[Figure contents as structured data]
* * *
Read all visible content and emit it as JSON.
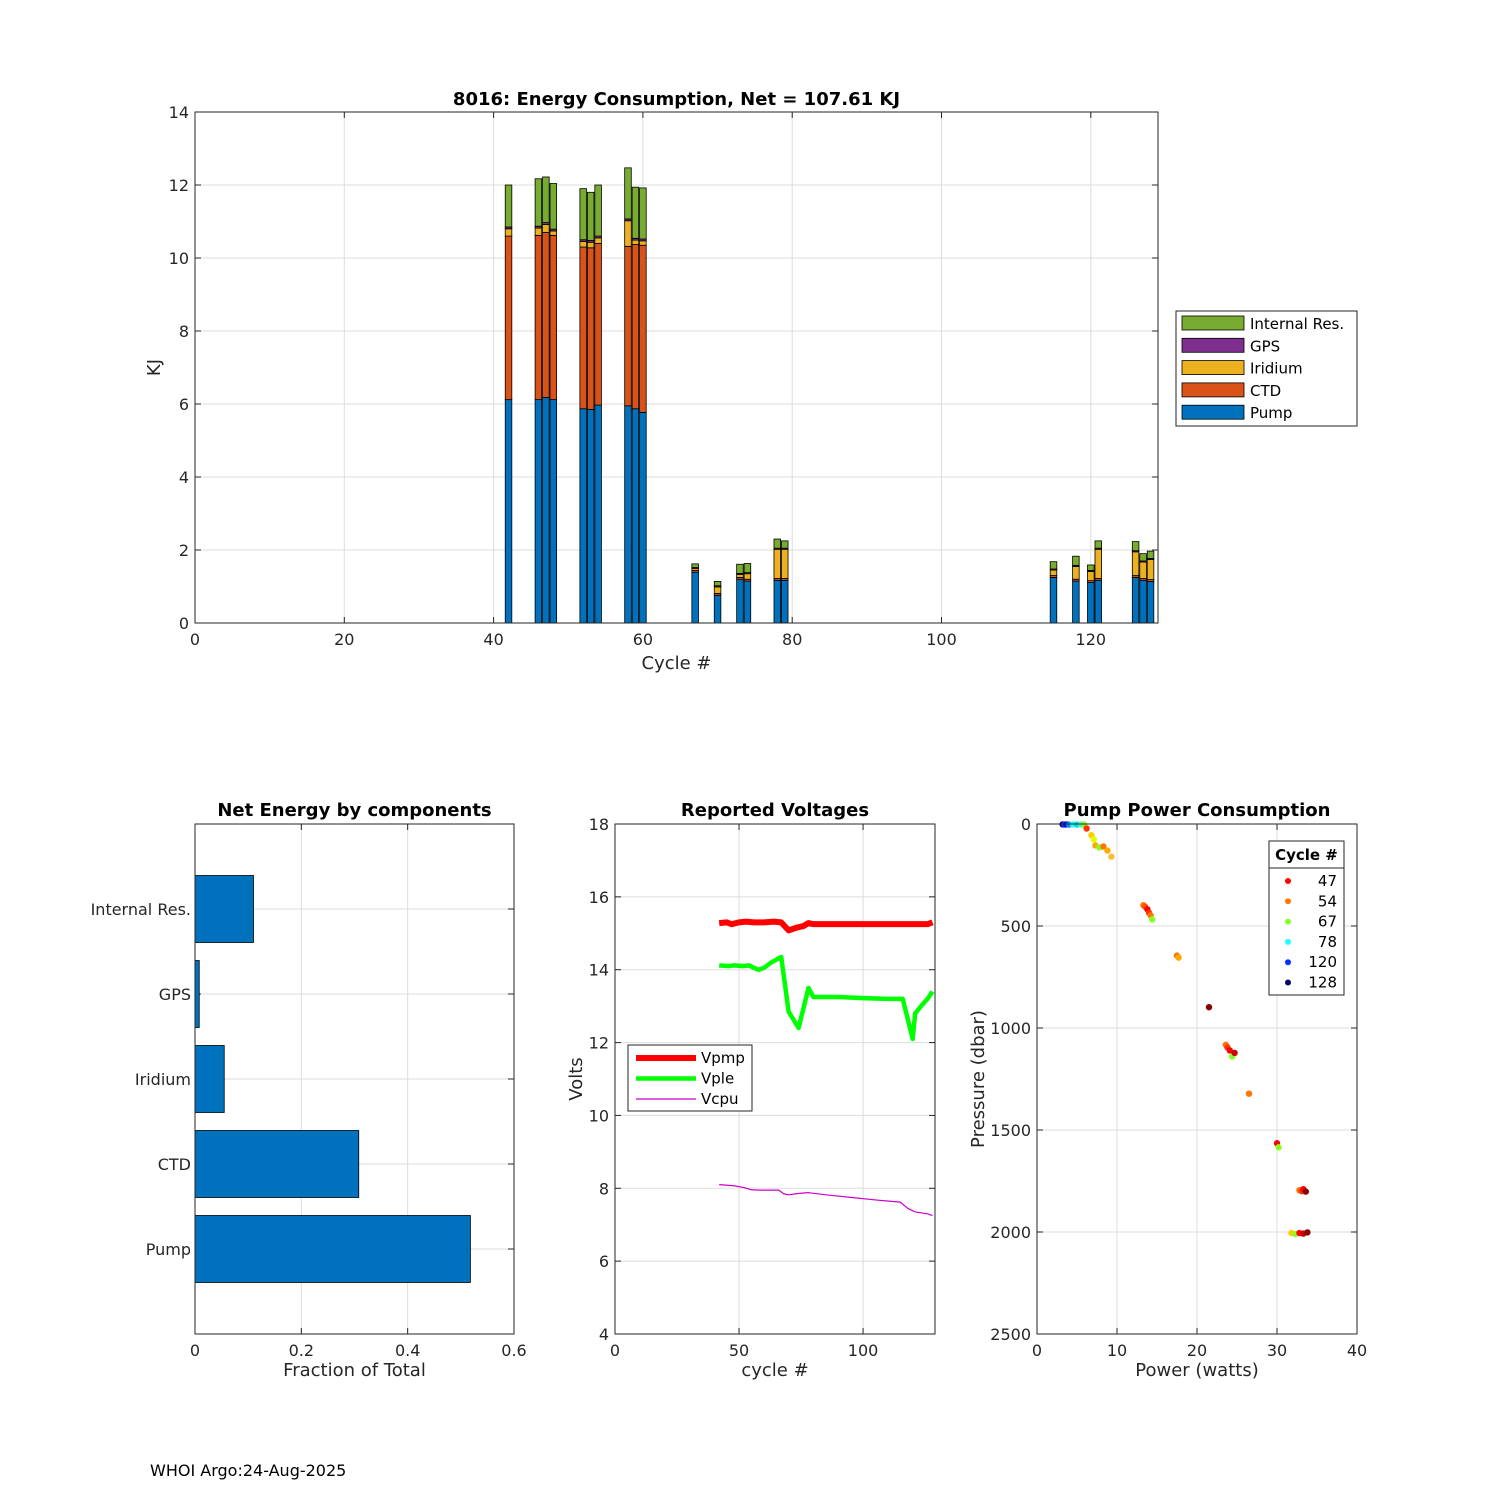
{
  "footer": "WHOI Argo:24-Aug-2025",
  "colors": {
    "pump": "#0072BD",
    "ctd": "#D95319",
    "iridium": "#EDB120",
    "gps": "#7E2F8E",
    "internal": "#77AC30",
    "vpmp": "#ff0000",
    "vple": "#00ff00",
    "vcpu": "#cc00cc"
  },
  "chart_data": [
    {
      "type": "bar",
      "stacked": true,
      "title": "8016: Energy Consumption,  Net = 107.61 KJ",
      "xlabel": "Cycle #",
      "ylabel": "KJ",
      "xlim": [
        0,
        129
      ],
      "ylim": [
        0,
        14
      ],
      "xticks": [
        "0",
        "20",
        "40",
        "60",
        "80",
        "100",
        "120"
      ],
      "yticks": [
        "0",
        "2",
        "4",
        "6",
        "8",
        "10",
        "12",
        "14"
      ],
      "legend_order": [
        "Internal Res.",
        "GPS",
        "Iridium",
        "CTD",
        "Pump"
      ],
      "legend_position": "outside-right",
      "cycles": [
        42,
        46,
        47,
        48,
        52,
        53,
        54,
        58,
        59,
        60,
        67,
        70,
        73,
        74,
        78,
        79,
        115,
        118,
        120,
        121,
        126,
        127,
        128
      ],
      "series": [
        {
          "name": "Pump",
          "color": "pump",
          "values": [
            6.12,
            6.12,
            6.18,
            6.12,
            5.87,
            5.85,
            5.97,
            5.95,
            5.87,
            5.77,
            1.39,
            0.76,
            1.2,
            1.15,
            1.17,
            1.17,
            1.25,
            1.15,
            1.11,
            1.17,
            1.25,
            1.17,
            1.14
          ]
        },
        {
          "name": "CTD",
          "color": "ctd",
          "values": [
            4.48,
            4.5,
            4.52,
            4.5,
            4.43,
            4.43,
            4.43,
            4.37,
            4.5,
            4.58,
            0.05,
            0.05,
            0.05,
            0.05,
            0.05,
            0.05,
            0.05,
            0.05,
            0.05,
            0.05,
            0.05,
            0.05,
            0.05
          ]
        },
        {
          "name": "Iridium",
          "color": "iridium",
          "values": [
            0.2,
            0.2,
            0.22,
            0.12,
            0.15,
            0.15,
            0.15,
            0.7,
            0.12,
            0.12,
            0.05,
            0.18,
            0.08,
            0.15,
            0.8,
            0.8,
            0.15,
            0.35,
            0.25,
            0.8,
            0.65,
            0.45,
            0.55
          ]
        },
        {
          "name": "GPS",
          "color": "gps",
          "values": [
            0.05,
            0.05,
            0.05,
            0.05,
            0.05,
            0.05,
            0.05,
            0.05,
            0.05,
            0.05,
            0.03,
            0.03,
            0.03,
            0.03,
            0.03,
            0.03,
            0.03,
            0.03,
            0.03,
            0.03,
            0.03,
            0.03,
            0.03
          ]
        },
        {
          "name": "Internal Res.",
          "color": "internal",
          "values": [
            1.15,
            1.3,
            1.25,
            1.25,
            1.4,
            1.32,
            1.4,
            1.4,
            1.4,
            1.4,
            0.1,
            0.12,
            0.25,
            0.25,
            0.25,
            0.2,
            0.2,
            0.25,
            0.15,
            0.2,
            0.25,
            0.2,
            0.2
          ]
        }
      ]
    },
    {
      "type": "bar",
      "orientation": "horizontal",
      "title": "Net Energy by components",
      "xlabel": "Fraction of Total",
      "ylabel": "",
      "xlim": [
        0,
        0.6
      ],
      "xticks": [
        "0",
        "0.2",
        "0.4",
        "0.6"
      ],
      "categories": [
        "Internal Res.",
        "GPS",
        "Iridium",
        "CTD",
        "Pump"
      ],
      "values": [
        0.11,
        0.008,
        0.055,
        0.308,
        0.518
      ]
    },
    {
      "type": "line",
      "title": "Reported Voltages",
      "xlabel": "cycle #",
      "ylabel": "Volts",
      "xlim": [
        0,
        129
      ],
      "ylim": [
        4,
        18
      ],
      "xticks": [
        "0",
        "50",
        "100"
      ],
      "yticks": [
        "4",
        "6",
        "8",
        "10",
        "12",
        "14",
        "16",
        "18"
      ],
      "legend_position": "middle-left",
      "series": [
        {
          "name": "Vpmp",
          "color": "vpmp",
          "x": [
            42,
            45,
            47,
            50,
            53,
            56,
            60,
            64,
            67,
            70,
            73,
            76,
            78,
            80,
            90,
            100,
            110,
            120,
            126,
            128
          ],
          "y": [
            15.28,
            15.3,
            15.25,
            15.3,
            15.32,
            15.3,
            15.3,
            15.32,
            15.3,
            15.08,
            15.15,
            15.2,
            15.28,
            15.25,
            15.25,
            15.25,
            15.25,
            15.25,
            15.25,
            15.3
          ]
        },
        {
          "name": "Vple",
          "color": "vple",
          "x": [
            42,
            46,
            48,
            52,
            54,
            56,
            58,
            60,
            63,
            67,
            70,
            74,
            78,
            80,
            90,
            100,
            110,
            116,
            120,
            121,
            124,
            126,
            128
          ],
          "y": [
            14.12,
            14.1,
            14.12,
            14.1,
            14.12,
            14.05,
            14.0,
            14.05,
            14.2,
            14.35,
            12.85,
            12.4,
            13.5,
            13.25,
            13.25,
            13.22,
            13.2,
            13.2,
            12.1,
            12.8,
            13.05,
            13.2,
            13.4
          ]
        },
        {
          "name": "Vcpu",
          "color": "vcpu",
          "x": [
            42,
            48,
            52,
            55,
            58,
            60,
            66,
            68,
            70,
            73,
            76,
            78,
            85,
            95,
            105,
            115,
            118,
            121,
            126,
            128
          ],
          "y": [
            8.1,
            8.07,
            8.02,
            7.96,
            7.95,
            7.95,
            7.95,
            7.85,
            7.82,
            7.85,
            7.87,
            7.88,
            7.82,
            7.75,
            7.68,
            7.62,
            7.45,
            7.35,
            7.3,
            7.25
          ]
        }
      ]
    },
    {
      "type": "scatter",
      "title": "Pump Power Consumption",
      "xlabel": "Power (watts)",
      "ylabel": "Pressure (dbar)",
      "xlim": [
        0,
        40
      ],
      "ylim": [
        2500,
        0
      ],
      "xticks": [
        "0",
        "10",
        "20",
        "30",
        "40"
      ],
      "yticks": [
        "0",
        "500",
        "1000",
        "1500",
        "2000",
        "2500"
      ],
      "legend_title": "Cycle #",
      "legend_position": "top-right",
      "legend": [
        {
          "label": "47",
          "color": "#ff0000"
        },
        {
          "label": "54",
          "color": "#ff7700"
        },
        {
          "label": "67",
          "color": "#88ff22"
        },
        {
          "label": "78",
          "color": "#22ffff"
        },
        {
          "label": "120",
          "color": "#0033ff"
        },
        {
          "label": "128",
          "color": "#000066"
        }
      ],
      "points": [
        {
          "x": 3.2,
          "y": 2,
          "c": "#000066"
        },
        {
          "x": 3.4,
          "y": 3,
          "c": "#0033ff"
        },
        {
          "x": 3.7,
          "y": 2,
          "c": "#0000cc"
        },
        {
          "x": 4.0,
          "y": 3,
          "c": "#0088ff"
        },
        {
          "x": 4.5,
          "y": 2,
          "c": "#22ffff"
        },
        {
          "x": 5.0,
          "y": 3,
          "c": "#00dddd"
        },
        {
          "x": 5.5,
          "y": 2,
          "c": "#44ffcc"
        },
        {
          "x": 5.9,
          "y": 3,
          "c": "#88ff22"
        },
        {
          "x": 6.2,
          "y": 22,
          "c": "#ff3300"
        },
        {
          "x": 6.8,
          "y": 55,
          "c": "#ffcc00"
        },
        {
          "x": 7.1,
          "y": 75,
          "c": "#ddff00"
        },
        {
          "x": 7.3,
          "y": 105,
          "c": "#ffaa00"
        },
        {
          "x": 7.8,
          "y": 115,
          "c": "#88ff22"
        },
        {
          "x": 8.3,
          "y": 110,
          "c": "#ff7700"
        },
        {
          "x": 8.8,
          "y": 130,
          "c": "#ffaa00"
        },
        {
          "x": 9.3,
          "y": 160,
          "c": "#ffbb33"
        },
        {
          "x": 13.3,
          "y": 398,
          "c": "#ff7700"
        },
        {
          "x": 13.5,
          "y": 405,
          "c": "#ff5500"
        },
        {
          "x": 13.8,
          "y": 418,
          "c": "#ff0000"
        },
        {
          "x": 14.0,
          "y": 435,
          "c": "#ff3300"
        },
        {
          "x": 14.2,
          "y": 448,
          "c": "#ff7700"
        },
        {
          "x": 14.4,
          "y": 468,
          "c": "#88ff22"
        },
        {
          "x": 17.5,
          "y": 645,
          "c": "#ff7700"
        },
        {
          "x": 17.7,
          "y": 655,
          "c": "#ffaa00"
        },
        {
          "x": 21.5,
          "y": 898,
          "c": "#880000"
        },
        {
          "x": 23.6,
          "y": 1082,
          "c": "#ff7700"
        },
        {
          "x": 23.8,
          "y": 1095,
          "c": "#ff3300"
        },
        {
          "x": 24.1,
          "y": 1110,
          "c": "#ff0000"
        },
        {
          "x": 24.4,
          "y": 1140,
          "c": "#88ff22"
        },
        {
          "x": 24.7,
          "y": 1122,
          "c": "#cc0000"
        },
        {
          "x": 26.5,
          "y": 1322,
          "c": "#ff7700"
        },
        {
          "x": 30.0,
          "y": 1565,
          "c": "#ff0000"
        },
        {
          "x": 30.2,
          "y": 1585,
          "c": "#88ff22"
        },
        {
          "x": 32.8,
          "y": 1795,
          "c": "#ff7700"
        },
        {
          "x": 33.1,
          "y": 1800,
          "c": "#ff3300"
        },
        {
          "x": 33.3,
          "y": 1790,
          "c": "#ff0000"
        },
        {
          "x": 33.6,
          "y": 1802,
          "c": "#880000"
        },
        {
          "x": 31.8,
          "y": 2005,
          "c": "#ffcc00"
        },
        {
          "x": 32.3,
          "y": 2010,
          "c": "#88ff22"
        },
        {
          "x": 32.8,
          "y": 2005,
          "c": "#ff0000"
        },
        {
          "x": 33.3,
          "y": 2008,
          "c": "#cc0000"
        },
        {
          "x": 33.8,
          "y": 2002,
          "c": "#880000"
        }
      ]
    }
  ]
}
* * *
● WHAT NEEDS TO BE DONE: Of all the lines above, how many contain "xlabel"? Give the number and nothing more.

● PROBLEM SOLUTION: 4